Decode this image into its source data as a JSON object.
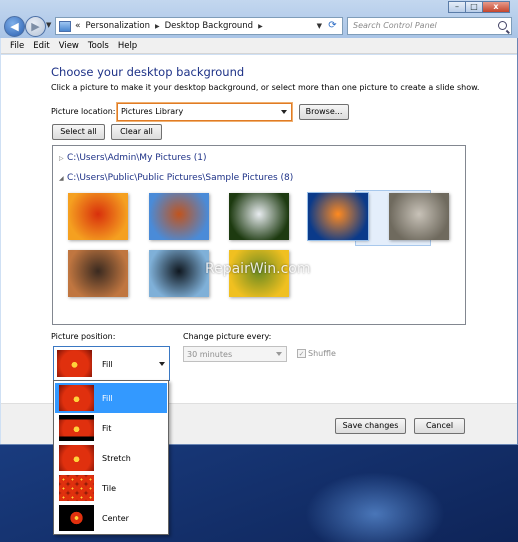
{
  "window": {
    "breadcrumb": [
      "«",
      "Personalization",
      "Desktop Background"
    ],
    "search_placeholder": "Search Control Panel",
    "controls": {
      "minimize": "–",
      "maximize": "□",
      "close": "x"
    }
  },
  "menu": [
    "File",
    "Edit",
    "View",
    "Tools",
    "Help"
  ],
  "main": {
    "heading": "Choose your desktop background",
    "instruction": "Click a picture to make it your desktop background, or select more than one picture to create a slide show.",
    "location_label": "Picture location:",
    "location_value": "Pictures Library",
    "browse_label": "Browse...",
    "select_all_label": "Select all",
    "clear_all_label": "Clear all"
  },
  "gallery": {
    "groups": [
      {
        "path": "C:\\Users\\Admin\\My Pictures (1)",
        "expanded": false
      },
      {
        "path": "C:\\Users\\Public\\Public Pictures\\Sample Pictures (8)",
        "expanded": true
      }
    ],
    "thumbnails": [
      {
        "name": "chrysanthemum",
        "colors": [
          "#f5a020",
          "#d8300c"
        ]
      },
      {
        "name": "desert",
        "colors": [
          "#4a8bd8",
          "#c0541e"
        ]
      },
      {
        "name": "hydrangeas",
        "colors": [
          "#1d3a10",
          "#e8ecf0"
        ]
      },
      {
        "name": "jellyfish",
        "colors": [
          "#0a3a8a",
          "#ff8a20"
        ],
        "selected": true
      },
      {
        "name": "koala",
        "colors": [
          "#6f6a5e",
          "#c8c2b8"
        ]
      },
      {
        "name": "lighthouse",
        "colors": [
          "#c07640",
          "#3a2a20"
        ]
      },
      {
        "name": "penguins",
        "colors": [
          "#7fb0d8",
          "#101820"
        ]
      },
      {
        "name": "tulips",
        "colors": [
          "#f0c020",
          "#6a8a20"
        ]
      }
    ],
    "watermark": "RepairWin.com"
  },
  "position": {
    "label": "Picture position:",
    "value": "Fill",
    "options": [
      "Fill",
      "Fit",
      "Stretch",
      "Tile",
      "Center"
    ]
  },
  "change": {
    "label": "Change picture every:",
    "value": "30 minutes",
    "shuffle_label": "Shuffle"
  },
  "footer": {
    "save_label": "Save changes",
    "cancel_label": "Cancel"
  },
  "colors": {
    "heading": "#1e3287",
    "highlight": "#3399ff"
  }
}
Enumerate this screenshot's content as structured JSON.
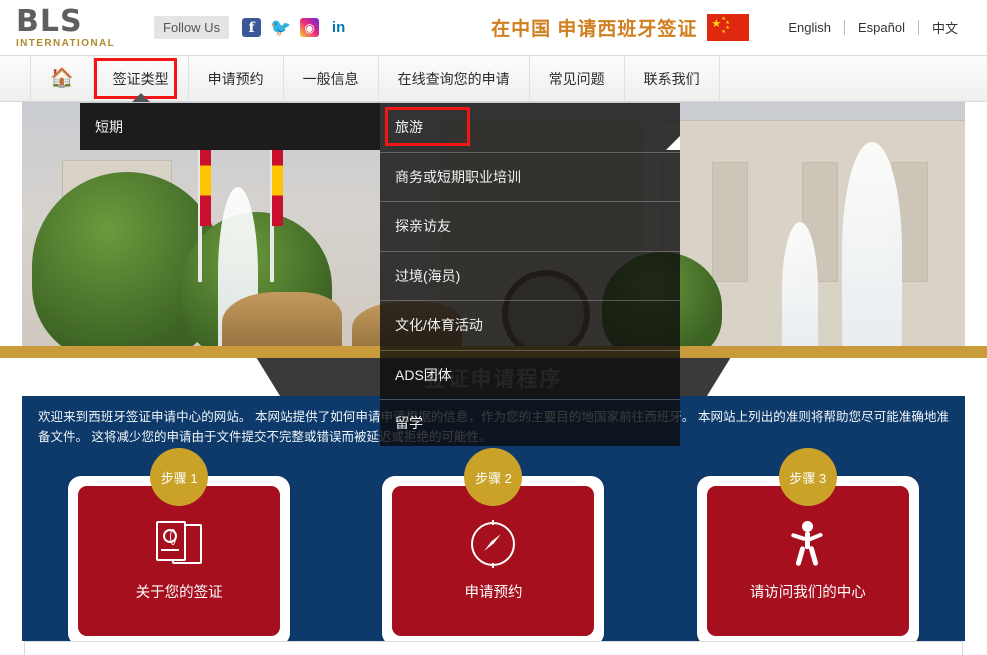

★ ★ ★ ★ ★

▶ **WHAT TO DO**:
Determine how many lines in the data above contain the string "name". Give nothing except the number.

▶ **THE RESULT**:
8